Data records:
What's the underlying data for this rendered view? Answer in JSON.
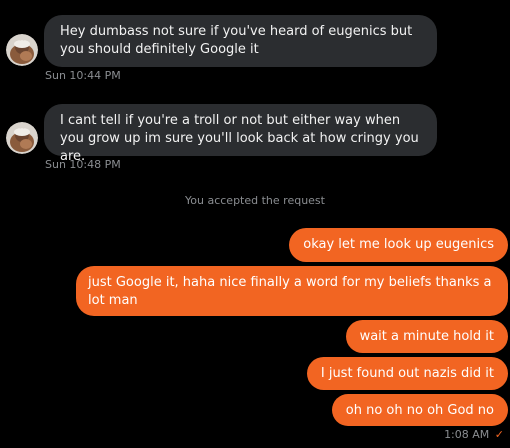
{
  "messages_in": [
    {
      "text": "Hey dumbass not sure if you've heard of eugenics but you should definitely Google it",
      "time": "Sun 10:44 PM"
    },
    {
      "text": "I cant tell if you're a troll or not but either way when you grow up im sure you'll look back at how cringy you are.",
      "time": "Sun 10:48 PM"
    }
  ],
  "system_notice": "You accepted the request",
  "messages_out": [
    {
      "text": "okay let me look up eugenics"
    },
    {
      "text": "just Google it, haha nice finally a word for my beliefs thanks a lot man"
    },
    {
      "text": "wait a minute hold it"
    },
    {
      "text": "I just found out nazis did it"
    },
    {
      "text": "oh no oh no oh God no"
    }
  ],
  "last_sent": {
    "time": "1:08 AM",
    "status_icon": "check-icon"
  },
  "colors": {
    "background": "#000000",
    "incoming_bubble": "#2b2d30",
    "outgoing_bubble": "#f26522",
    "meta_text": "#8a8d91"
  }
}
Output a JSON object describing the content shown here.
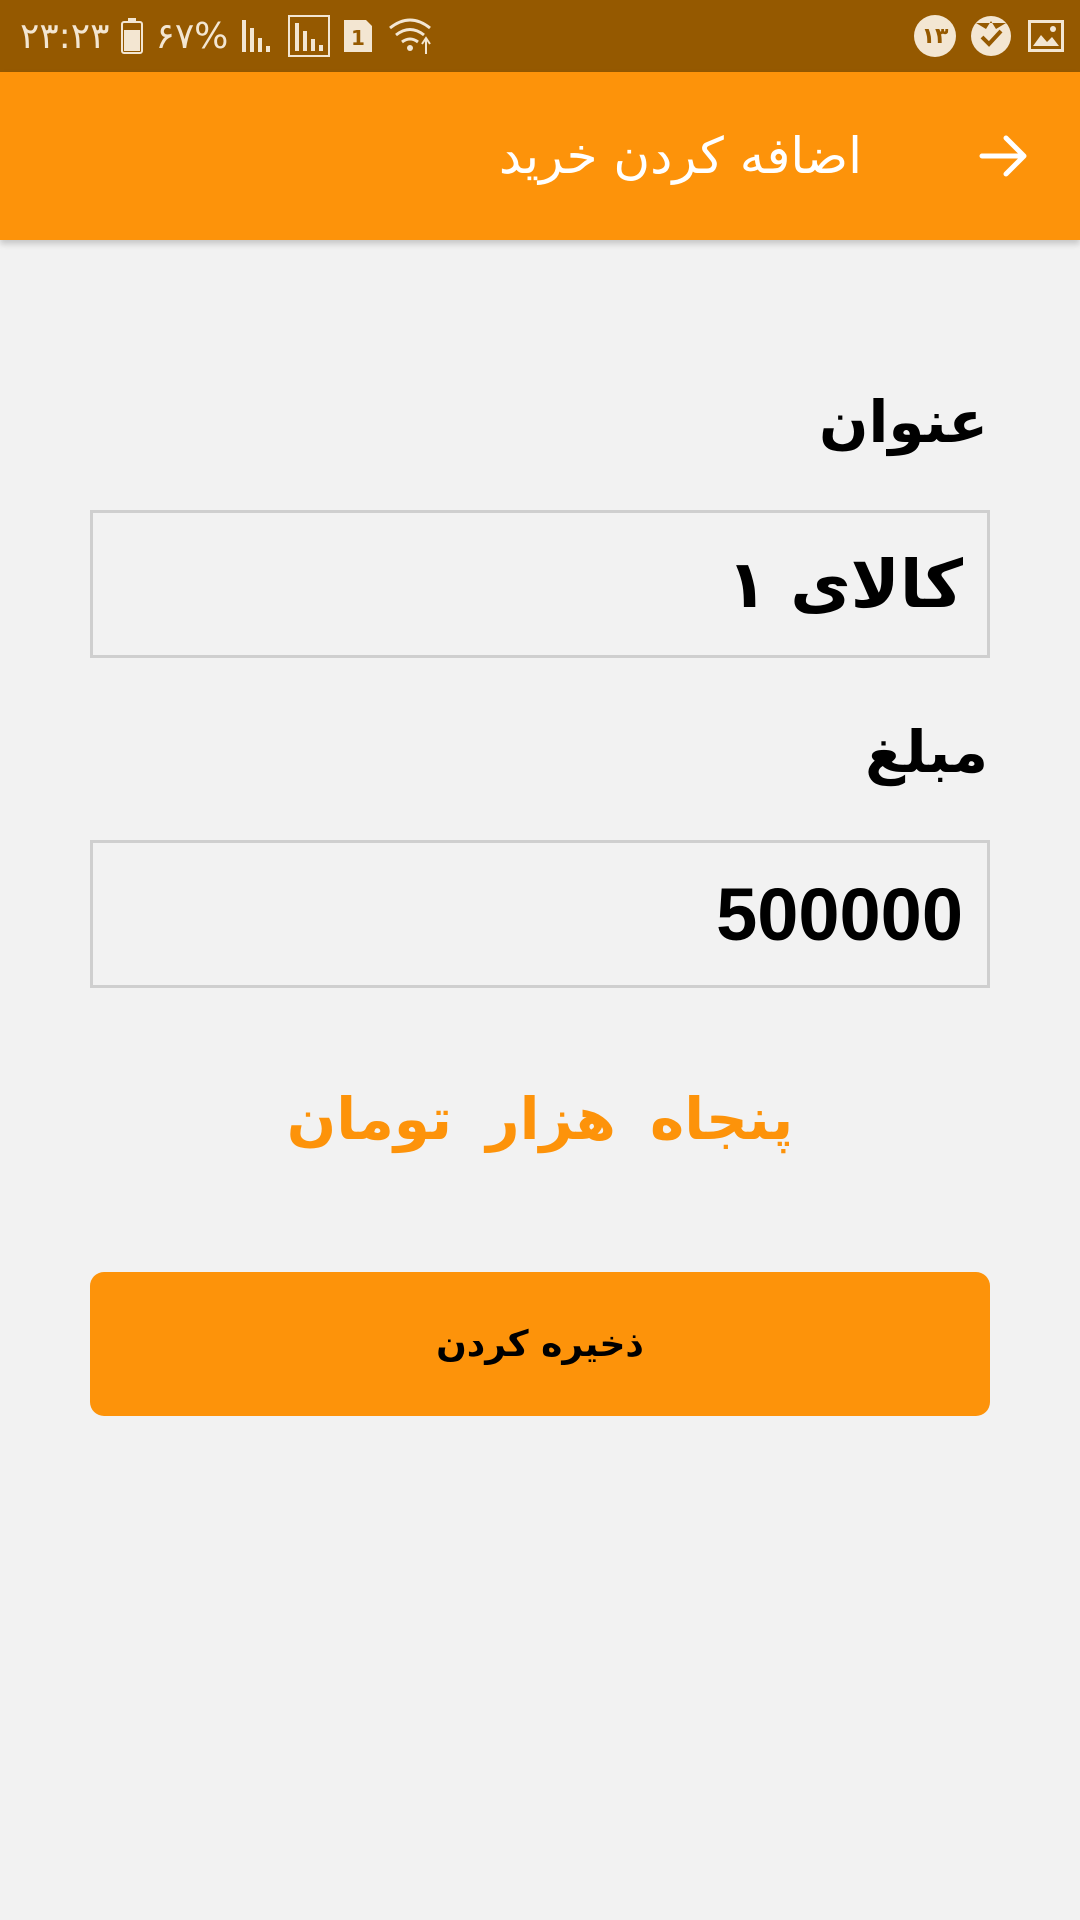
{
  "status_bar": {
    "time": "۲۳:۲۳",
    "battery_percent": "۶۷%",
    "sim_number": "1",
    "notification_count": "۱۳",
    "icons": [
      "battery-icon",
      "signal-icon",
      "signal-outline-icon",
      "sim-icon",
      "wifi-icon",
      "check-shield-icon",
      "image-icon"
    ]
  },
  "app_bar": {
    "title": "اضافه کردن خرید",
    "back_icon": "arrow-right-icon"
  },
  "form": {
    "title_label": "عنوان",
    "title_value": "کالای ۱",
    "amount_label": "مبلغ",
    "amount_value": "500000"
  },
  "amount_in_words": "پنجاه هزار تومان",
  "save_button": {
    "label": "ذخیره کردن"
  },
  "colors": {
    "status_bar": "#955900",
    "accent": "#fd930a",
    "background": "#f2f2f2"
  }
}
--
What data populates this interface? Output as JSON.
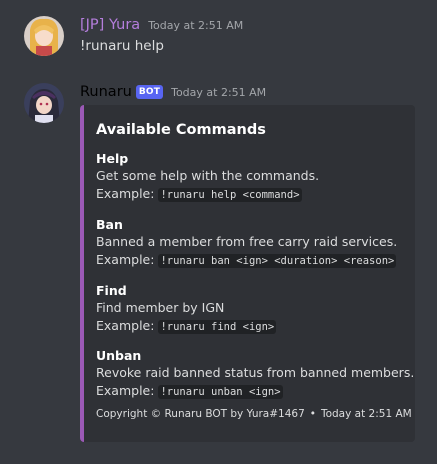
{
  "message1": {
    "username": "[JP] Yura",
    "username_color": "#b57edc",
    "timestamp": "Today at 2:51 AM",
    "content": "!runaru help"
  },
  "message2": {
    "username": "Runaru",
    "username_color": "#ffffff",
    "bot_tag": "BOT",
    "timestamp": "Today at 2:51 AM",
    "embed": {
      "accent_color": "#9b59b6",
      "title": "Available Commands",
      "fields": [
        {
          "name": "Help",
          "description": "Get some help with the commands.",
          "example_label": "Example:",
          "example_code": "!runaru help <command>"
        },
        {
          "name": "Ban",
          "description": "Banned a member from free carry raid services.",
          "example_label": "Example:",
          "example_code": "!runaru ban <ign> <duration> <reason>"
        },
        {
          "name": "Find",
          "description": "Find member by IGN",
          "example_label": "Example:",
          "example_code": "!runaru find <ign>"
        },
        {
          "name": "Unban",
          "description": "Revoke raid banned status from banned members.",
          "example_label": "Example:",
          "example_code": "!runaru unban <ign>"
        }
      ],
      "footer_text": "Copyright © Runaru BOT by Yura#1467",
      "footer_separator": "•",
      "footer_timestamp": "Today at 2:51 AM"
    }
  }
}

◆ SHORT EXERCISE ◆
Select every line of the records holding the string "this".

◆ SOLUTION TO THE PROBLEM ◆
What's the underlying data for this rendered view? Answer in JSON.
What data populates this interface? Output as JSON.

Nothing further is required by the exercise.